>> BEGIN INPUT RECORDS

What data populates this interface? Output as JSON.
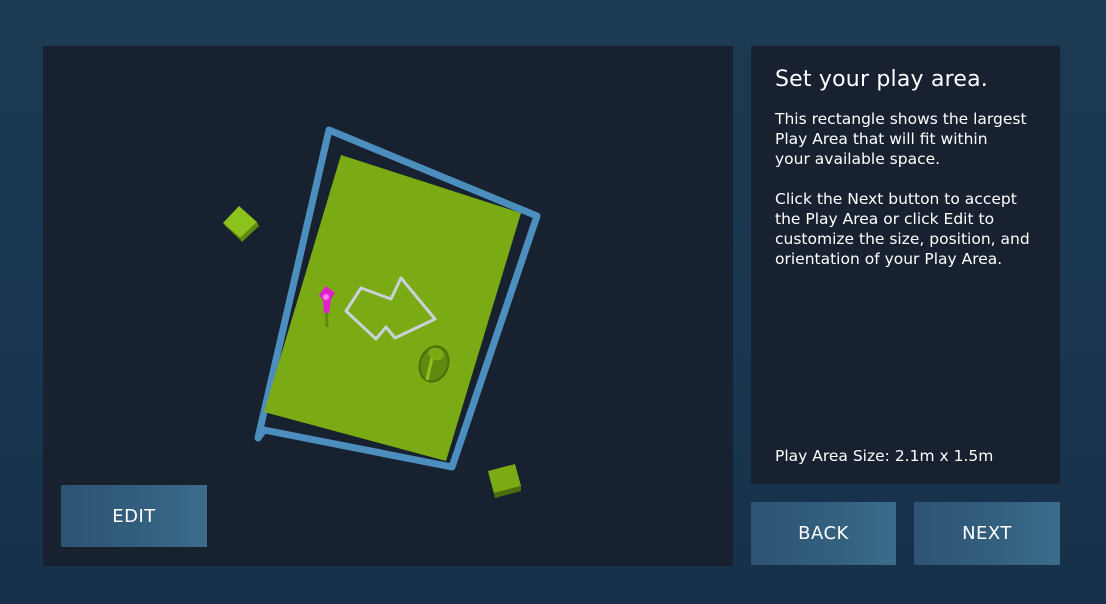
{
  "info": {
    "title": "Set your play area.",
    "paragraph1": "This rectangle shows the largest\nPlay Area that will fit within\nyour available space.",
    "paragraph2": "Click the Next button to accept\nthe Play Area or click Edit to\ncustomize the size, position, and\norientation of your Play Area.",
    "size_label": "Play Area Size: 2.1m x 1.5m"
  },
  "buttons": {
    "edit": "EDIT",
    "back": "BACK",
    "next": "NEXT"
  },
  "colors": {
    "boundary": "#4c8fbf",
    "play_area": "#7aab14",
    "controller": "#7aab14",
    "hmd_marker": "#e020d0",
    "arrow_outline": "#c9d2d8"
  },
  "icons": {
    "direction_arrow": "arrow-right-outline",
    "hmd": "headset-marker",
    "controller": "controller-tracker",
    "base_station": "base-station-cube"
  }
}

>> END INPUT RECORDS

* _WHAT IS NEEDED_: Select every line in the material above where the string "controller" occurs, and copy it.

* _WRITTEN SOLUTION_:
    "controller": "#7aab14",
    "controller": "controller-tracker",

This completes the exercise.